■ Instruction:
Extract the records word for word, from their first line through the line that contains "staticText: 7 — [49, 357, 75, 417]", with that line included.

-------------------------

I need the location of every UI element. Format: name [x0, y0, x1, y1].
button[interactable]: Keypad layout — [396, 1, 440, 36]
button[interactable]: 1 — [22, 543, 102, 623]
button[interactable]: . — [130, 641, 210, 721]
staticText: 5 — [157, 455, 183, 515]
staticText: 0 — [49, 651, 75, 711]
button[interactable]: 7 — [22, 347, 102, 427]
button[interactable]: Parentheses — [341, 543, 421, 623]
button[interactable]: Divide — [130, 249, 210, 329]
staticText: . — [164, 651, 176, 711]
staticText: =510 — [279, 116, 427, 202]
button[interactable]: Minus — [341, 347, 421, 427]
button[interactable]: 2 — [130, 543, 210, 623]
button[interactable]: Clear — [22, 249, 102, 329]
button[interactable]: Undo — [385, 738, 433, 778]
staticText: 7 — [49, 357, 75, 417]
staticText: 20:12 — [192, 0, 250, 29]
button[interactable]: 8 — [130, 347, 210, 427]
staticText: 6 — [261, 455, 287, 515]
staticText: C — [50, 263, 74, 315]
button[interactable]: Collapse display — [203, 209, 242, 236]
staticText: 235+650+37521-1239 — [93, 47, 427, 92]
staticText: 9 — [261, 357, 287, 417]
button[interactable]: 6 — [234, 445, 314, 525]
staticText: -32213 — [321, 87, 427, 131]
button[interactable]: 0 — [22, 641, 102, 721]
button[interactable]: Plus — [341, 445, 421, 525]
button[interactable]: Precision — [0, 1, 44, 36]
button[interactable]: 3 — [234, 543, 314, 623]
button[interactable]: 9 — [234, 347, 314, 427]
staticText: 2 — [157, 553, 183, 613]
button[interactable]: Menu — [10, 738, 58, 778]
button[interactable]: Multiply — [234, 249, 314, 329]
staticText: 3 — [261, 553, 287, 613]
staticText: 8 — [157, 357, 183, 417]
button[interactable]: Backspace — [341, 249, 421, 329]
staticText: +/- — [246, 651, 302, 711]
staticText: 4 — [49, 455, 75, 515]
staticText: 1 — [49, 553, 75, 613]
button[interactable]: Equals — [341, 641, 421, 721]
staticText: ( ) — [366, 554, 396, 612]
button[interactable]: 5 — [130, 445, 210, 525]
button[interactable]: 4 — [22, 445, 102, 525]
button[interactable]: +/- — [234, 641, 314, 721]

-------------------------

■ Task response:
I need the location of every UI element. Format: name [x0, y0, x1, y1].
button[interactable]: Keypad layout — [396, 1, 440, 36]
button[interactable]: 1 — [22, 543, 102, 623]
button[interactable]: . — [130, 641, 210, 721]
staticText: 5 — [157, 455, 183, 515]
staticText: 0 — [49, 651, 75, 711]
button[interactable]: 7 — [22, 347, 102, 427]
button[interactable]: Parentheses — [341, 543, 421, 623]
button[interactable]: Divide — [130, 249, 210, 329]
staticText: . — [164, 651, 176, 711]
staticText: =510 — [279, 116, 427, 202]
button[interactable]: Minus — [341, 347, 421, 427]
button[interactable]: 2 — [130, 543, 210, 623]
button[interactable]: Clear — [22, 249, 102, 329]
button[interactable]: Undo — [385, 738, 433, 778]
staticText: 7 — [49, 357, 75, 417]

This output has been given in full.